WHAT IS EXPECTED |
Extract, from the records beneath this instruction, each line that contains the word "frac".

Collected data |
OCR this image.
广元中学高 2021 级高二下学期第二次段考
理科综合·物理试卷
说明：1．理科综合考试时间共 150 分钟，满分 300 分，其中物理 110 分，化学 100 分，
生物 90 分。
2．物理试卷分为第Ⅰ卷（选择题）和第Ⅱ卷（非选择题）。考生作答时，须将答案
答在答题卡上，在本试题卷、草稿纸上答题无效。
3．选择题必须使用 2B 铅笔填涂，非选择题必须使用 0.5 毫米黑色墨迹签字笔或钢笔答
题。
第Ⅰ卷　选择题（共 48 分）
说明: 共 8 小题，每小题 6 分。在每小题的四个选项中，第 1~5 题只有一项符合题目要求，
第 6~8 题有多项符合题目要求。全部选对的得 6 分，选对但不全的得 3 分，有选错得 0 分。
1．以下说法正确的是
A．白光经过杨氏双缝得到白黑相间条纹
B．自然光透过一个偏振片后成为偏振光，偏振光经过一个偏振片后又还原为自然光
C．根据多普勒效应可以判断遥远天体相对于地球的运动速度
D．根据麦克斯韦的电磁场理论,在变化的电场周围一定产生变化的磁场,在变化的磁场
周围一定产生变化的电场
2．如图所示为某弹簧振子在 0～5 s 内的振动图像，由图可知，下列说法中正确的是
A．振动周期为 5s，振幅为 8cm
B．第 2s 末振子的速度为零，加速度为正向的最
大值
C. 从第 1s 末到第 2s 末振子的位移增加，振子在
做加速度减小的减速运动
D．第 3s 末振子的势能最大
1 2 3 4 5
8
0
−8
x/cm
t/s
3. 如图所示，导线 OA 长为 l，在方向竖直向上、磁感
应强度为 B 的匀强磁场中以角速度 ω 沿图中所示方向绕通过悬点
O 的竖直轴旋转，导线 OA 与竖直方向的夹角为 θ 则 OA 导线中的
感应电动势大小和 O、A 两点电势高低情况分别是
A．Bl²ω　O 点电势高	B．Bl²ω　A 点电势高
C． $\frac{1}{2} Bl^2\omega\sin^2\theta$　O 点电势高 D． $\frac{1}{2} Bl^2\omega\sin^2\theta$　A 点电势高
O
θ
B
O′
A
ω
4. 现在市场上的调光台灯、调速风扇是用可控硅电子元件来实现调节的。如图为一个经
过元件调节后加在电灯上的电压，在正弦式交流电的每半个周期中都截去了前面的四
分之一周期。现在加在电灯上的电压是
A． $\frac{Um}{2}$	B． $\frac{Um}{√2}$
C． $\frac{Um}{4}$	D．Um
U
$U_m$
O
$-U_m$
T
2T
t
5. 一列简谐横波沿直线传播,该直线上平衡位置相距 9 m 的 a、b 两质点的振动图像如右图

OUTPUT BELOW |
C． $\frac{1}{2} Bl^2\omega\sin^2\theta$　O 点电势高 D． $\frac{1}{2} Bl^2\omega\sin^2\theta$　A 点电势高
A． $\frac{Um}{2}$	B． $\frac{Um}{√2}$
C． $\frac{Um}{4}$	D．Um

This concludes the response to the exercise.